— PROBLEM DETAILS —
Carry none of the pictures over; set down the material below exactly.

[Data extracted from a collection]
● ● ●

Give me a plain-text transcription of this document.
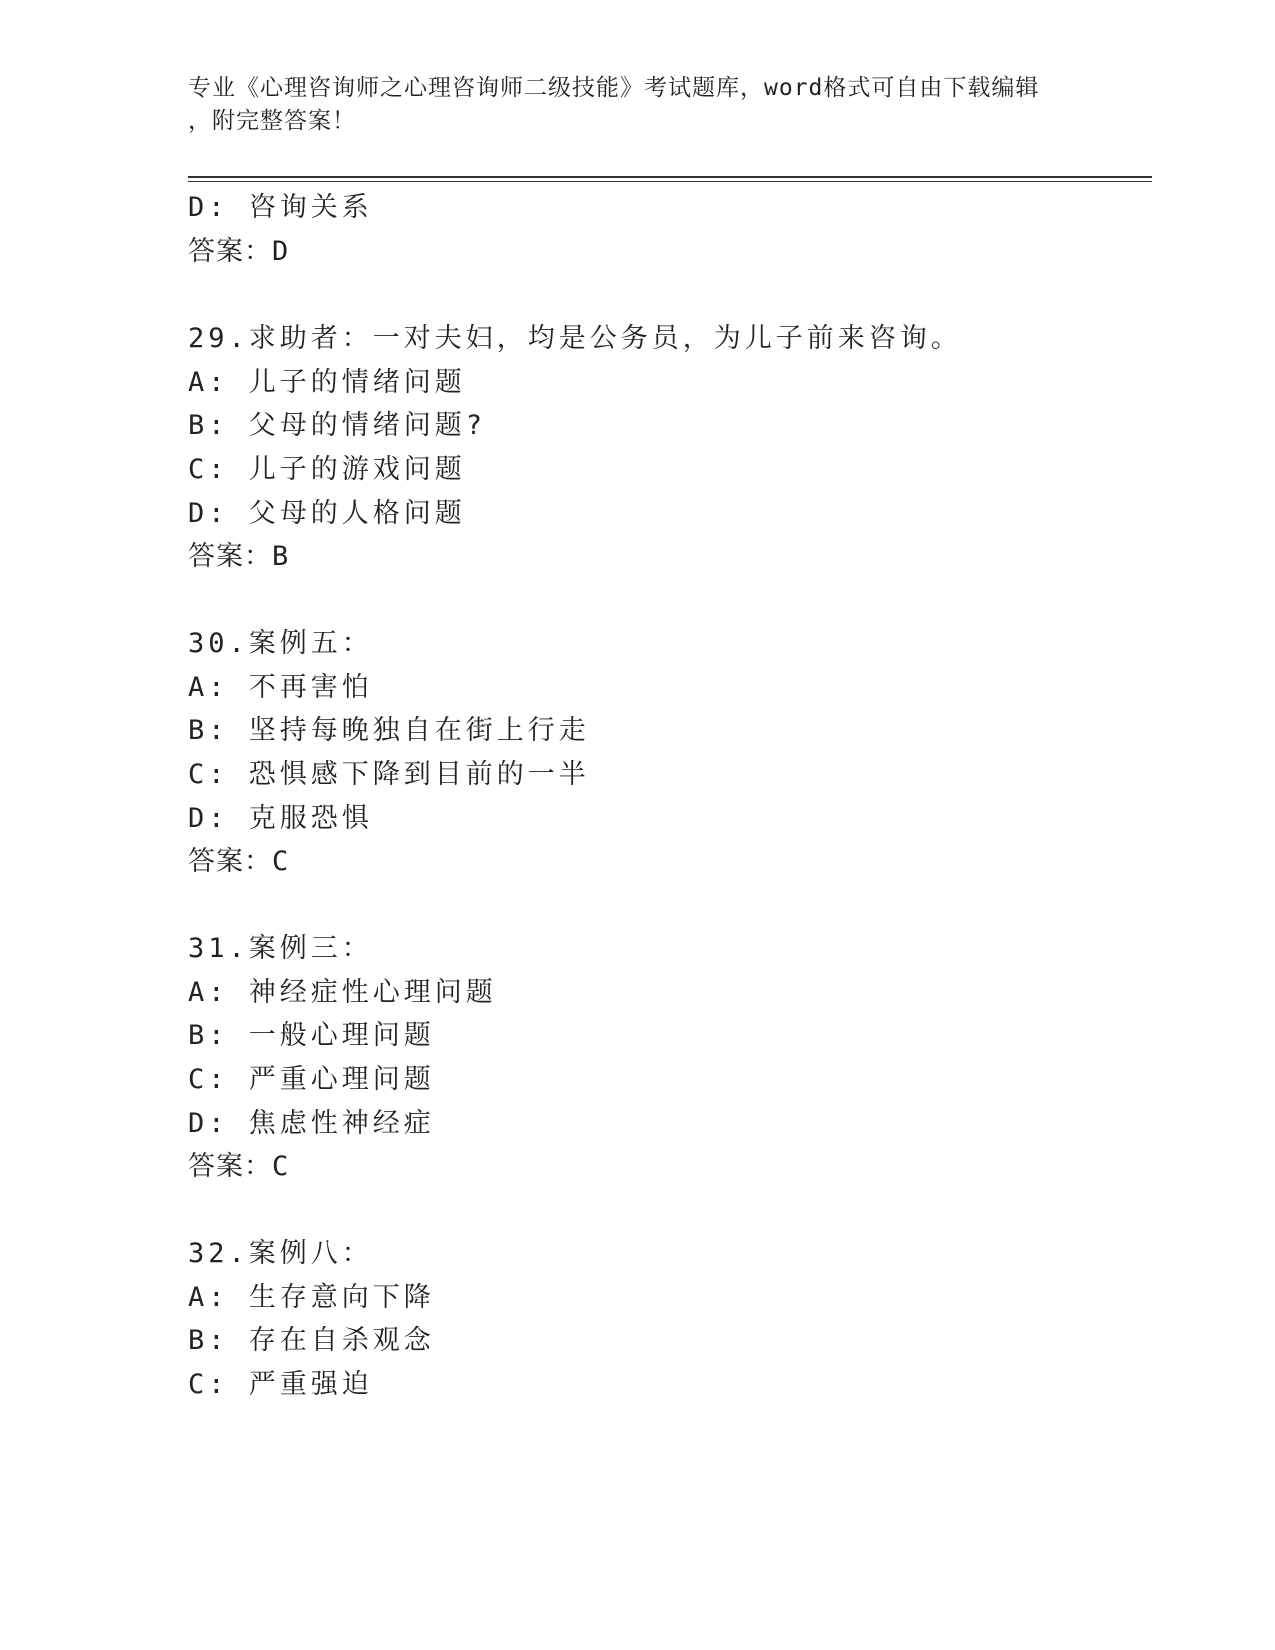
专业《心理咨询师之心理咨询师二级技能》考试题库，word格式可自由下载编辑
，附完整答案！
D: 咨询关系
答案：D
29.求助者：一对夫妇，均是公务员，为儿子前来咨询。
A: 儿子的情绪问题
B: 父母的情绪问题?
C: 儿子的游戏问题
D: 父母的人格问题
答案：B
30.案例五：
A: 不再害怕
B: 坚持每晚独自在街上行走
C: 恐惧感下降到目前的一半
D: 克服恐惧
答案：C
31.案例三：
A: 神经症性心理问题
B: 一般心理问题
C: 严重心理问题
D: 焦虑性神经症
答案：C
32.案例八：
A: 生存意向下降
B: 存在自杀观念
C: 严重强迫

● ● ●

— SOLUTION TO THIS PROBLEM —
Give me a plain-text transcription of this document.
专业《心理咨询师之心理咨询师二级技能》考试题库，word格式可自由下载编辑
，附完整答案！
D: 咨询关系
答案：D
29.求助者：一对夫妇，均是公务员，为儿子前来咨询。
A: 儿子的情绪问题
B: 父母的情绪问题?
C: 儿子的游戏问题
D: 父母的人格问题
答案：B
30.案例五：
A: 不再害怕
B: 坚持每晚独自在街上行走
C: 恐惧感下降到目前的一半
D: 克服恐惧
答案：C
31.案例三：
A: 神经症性心理问题
B: 一般心理问题
C: 严重心理问题
D: 焦虑性神经症
答案：C
32.案例八：
A: 生存意向下降
B: 存在自杀观念
C: 严重强迫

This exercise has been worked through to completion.